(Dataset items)
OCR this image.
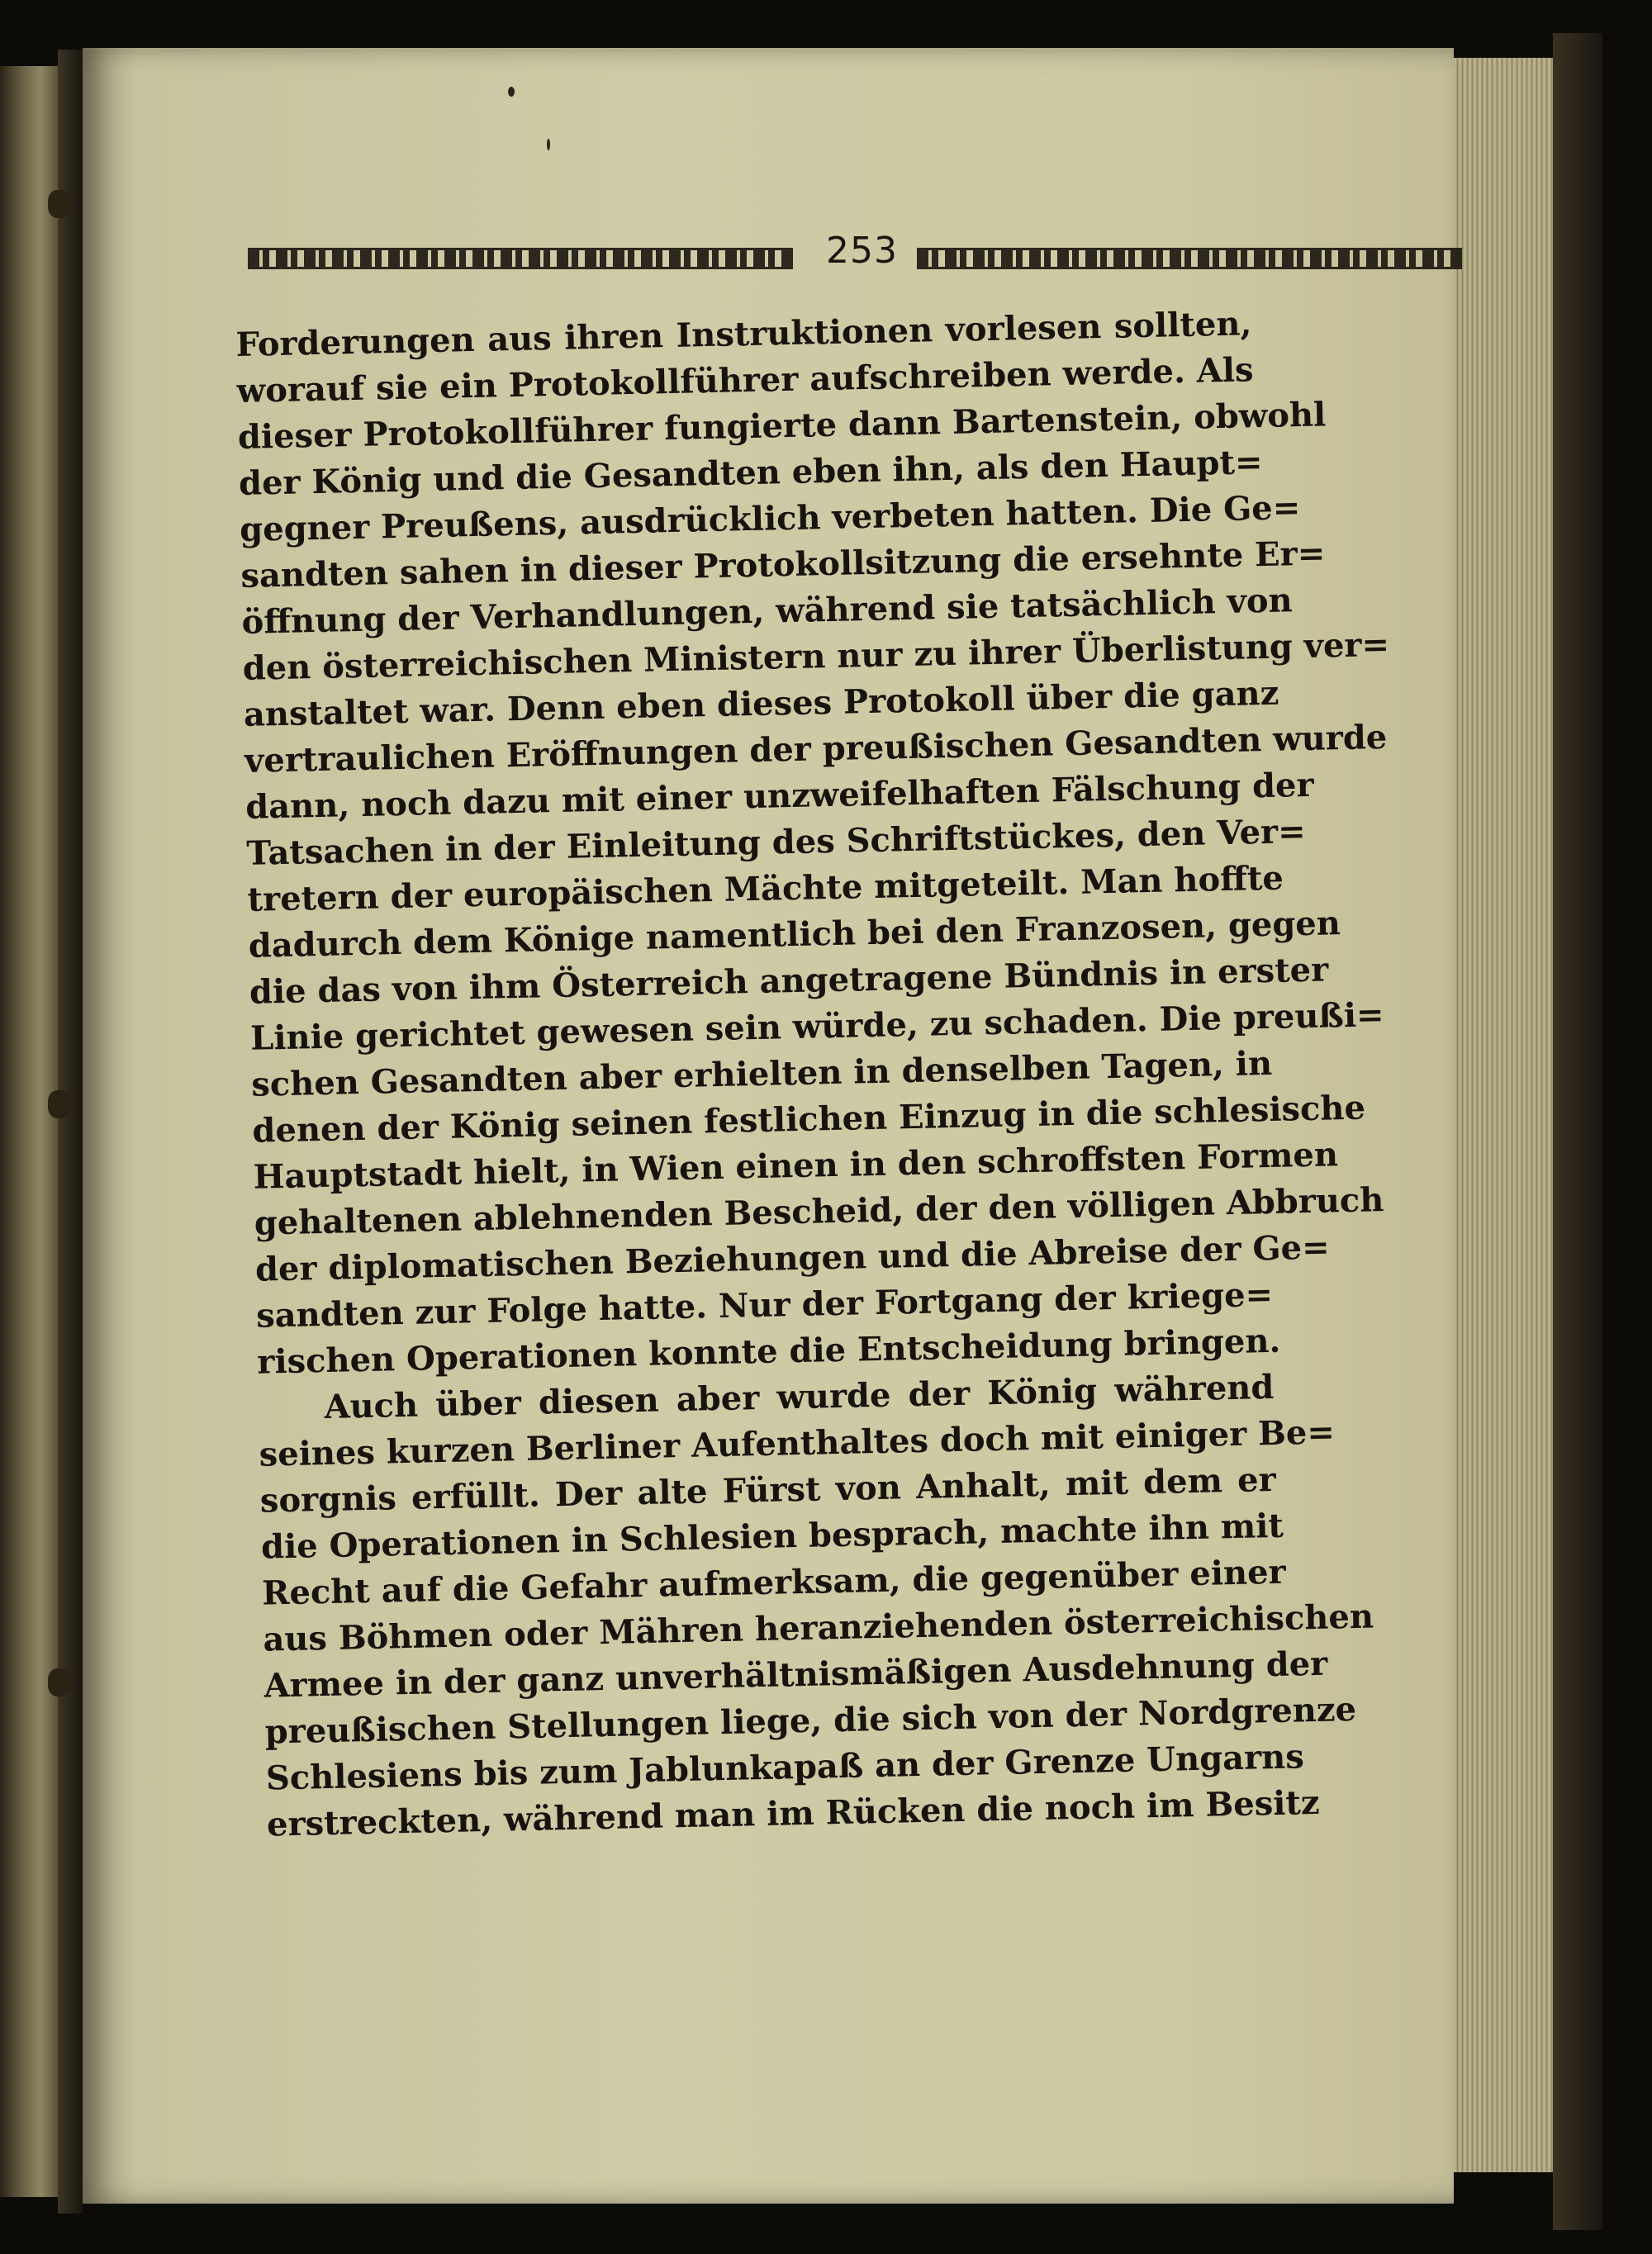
253
Forderungen aus ihren Instruktionen vorlesen sollten,
worauf sie ein Protokollführer aufschreiben werde. Als
dieser Protokollführer fungierte dann Bartenstein, obwohl
der König und die Gesandten eben ihn, als den Haupt=
gegner Preußens, ausdrücklich verbeten hatten. Die Ge=
sandten sahen in dieser Protokollsitzung die ersehnte Er=
öffnung der Verhandlungen, während sie tatsächlich von
den österreichischen Ministern nur zu ihrer Überlistung ver=
anstaltet war. Denn eben dieses Protokoll über die ganz
vertraulichen Eröffnungen der preußischen Gesandten wurde
dann, noch dazu mit einer unzweifelhaften Fälschung der
Tatsachen in der Einleitung des Schriftstückes, den Ver=
tretern der europäischen Mächte mitgeteilt. Man hoffte
dadurch dem Könige namentlich bei den Franzosen, gegen
die das von ihm Österreich angetragene Bündnis in erster
Linie gerichtet gewesen sein würde, zu schaden. Die preußi=
schen Gesandten aber erhielten in denselben Tagen, in
denen der König seinen festlichen Einzug in die schlesische
Hauptstadt hielt, in Wien einen in den schroffsten Formen
gehaltenen ablehnenden Bescheid, der den völligen Abbruch
der diplomatischen Beziehungen und die Abreise der Ge=
sandten zur Folge hatte. Nur der Fortgang der kriege=
rischen Operationen konnte die Entscheidung bringen.
Auch über diesen aber wurde der König während
seines kurzen Berliner Aufenthaltes doch mit einiger Be=
sorgnis erfüllt. Der alte Fürst von Anhalt, mit dem er
die Operationen in Schlesien besprach, machte ihn mit
Recht auf die Gefahr aufmerksam, die gegenüber einer
aus Böhmen oder Mähren heranziehenden österreichischen
Armee in der ganz unverhältnismäßigen Ausdehnung der
preußischen Stellungen liege, die sich von der Nordgrenze
Schlesiens bis zum Jablunkapaß an der Grenze Ungarns
erstreckten, während man im Rücken die noch im Besitz
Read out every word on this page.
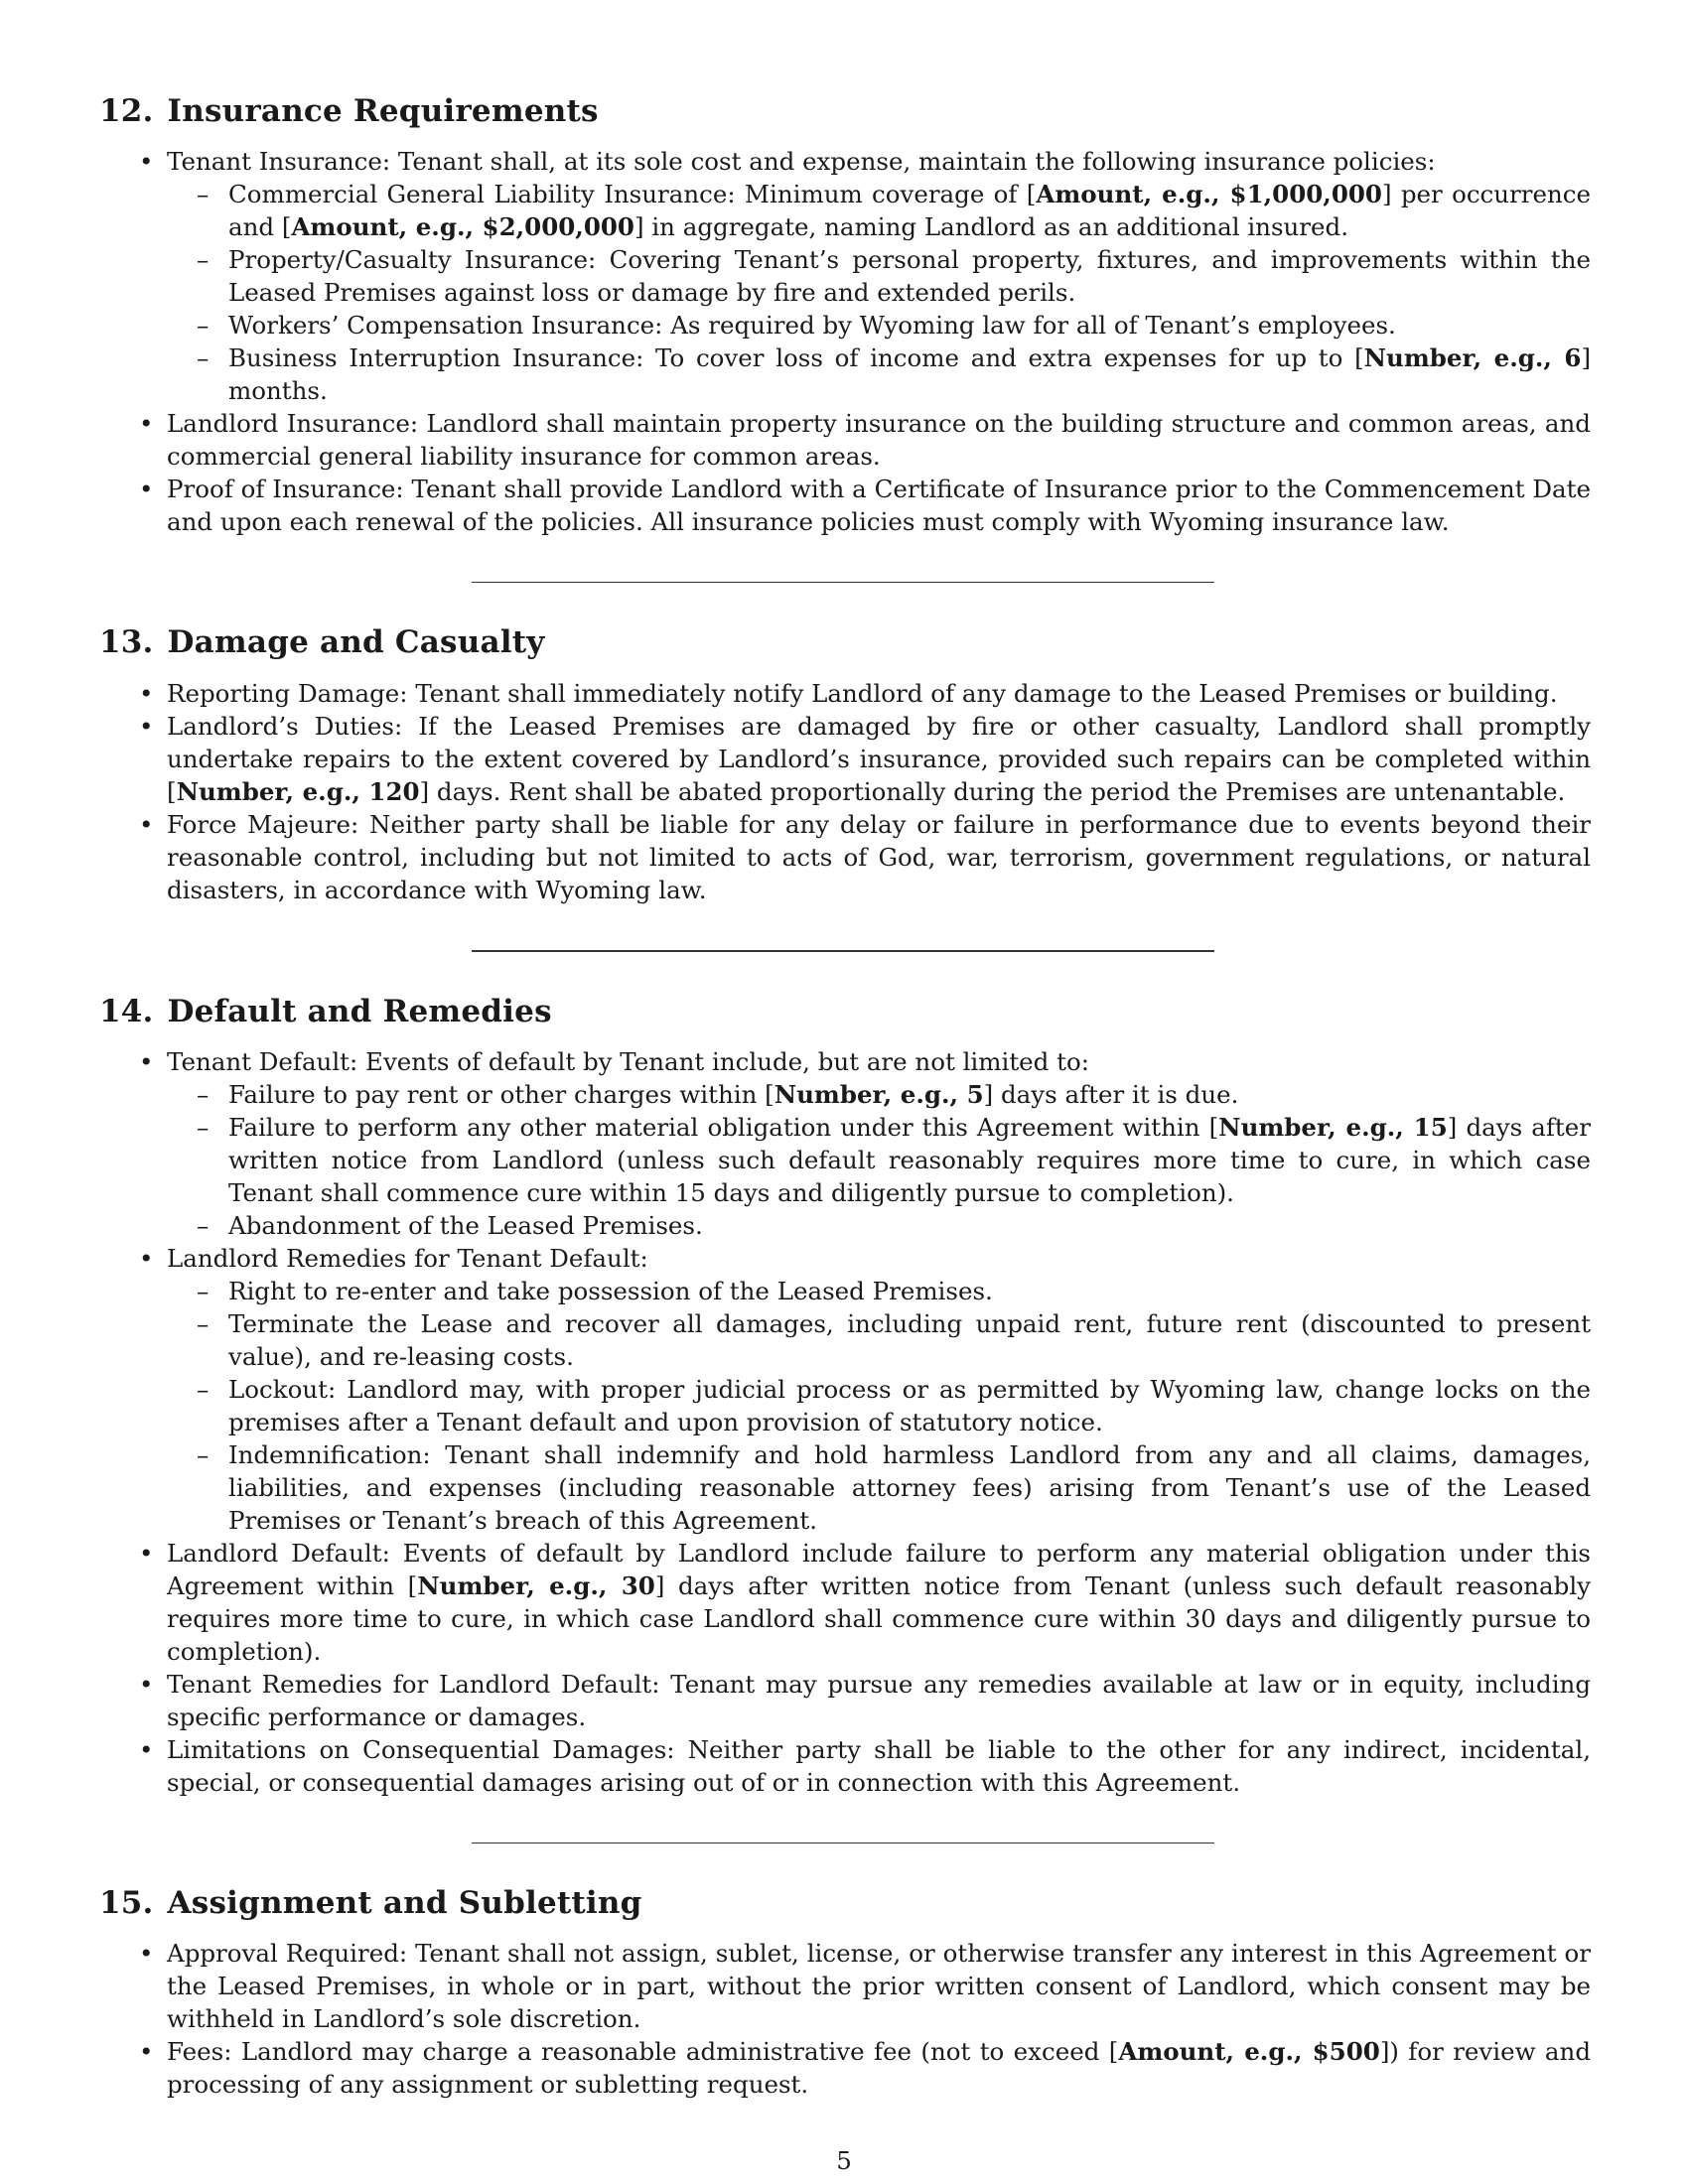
12. Insurance Requirements
• Tenant Insurance: Tenant shall, at its sole cost and expense, maintain the following insurance policies:
– Commercial General Liability Insurance: Minimum coverage of [Amount, e.g., $1,000,000] per occurrence and [Amount, e.g., $2,000,000] in aggregate, naming Landlord as an additional insured.
– Property/Casualty Insurance: Covering Tenant’s personal property, fixtures, and improvements within the Leased Premises against loss or damage by fire and extended perils.
– Workers’ Compensation Insurance: As required by Wyoming law for all of Tenant’s employees.
– Business Interruption Insurance: To cover loss of income and extra expenses for up to [Number, e.g., 6] months.
• Landlord Insurance: Landlord shall maintain property insurance on the building structure and common areas, and commercial general liability insurance for common areas.
• Proof of Insurance: Tenant shall provide Landlord with a Certificate of Insurance prior to the Commencement Date and upon each renewal of the policies. All insurance policies must comply with Wyoming insurance law.
13. Damage and Casualty
• Reporting Damage: Tenant shall immediately notify Landlord of any damage to the Leased Premises or building.
• Landlord’s Duties: If the Leased Premises are damaged by fire or other casualty, Landlord shall promptly undertake repairs to the extent covered by Landlord’s insurance, provided such repairs can be completed within [Number, e.g., 120] days. Rent shall be abated proportionally during the period the Premises are untenantable.
• Force Majeure: Neither party shall be liable for any delay or failure in performance due to events beyond their reasonable control, including but not limited to acts of God, war, terrorism, government regulations, or natural disasters, in accordance with Wyoming law.
14. Default and Remedies
• Tenant Default: Events of default by Tenant include, but are not limited to:
– Failure to pay rent or other charges within [Number, e.g., 5] days after it is due.
– Failure to perform any other material obligation under this Agreement within [Number, e.g., 15] days after written notice from Landlord (unless such default reasonably requires more time to cure, in which case Tenant shall commence cure within 15 days and diligently pursue to completion).
– Abandonment of the Leased Premises.
• Landlord Remedies for Tenant Default:
– Right to re-enter and take possession of the Leased Premises.
– Terminate the Lease and recover all damages, including unpaid rent, future rent (discounted to present value), and re-leasing costs.
– Lockout: Landlord may, with proper judicial process or as permitted by Wyoming law, change locks on the premises after a Tenant default and upon provision of statutory notice.
– Indemnification: Tenant shall indemnify and hold harmless Landlord from any and all claims, damages, liabilities, and expenses (including reasonable attorney fees) arising from Tenant’s use of the Leased Premises or Tenant’s breach of this Agreement.
• Landlord Default: Events of default by Landlord include failure to perform any material obligation under this Agreement within [Number, e.g., 30] days after written notice from Tenant (unless such default reasonably requires more time to cure, in which case Landlord shall commence cure within 30 days and diligently pursue to completion).
• Tenant Remedies for Landlord Default: Tenant may pursue any remedies available at law or in equity, including specific performance or damages.
• Limitations on Consequential Damages: Neither party shall be liable to the other for any indirect, incidental, special, or consequential damages arising out of or in connection with this Agreement.
15. Assignment and Subletting
• Approval Required: Tenant shall not assign, sublet, license, or otherwise transfer any interest in this Agreement or the Leased Premises, in whole or in part, without the prior written consent of Landlord, which consent may be withheld in Landlord’s sole discretion.
• Fees: Landlord may charge a reasonable administrative fee (not to exceed [Amount, e.g., $500]) for review and processing of any assignment or subletting request.
5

*Requirements:* Go through the records and copy each line with "dieser" in it.

*Answer to this task:*
dieser Protokollführer fungierte dann Bartenstein, obwohl
sandten sahen in dieser Protokollsitzung die ersehnte Er=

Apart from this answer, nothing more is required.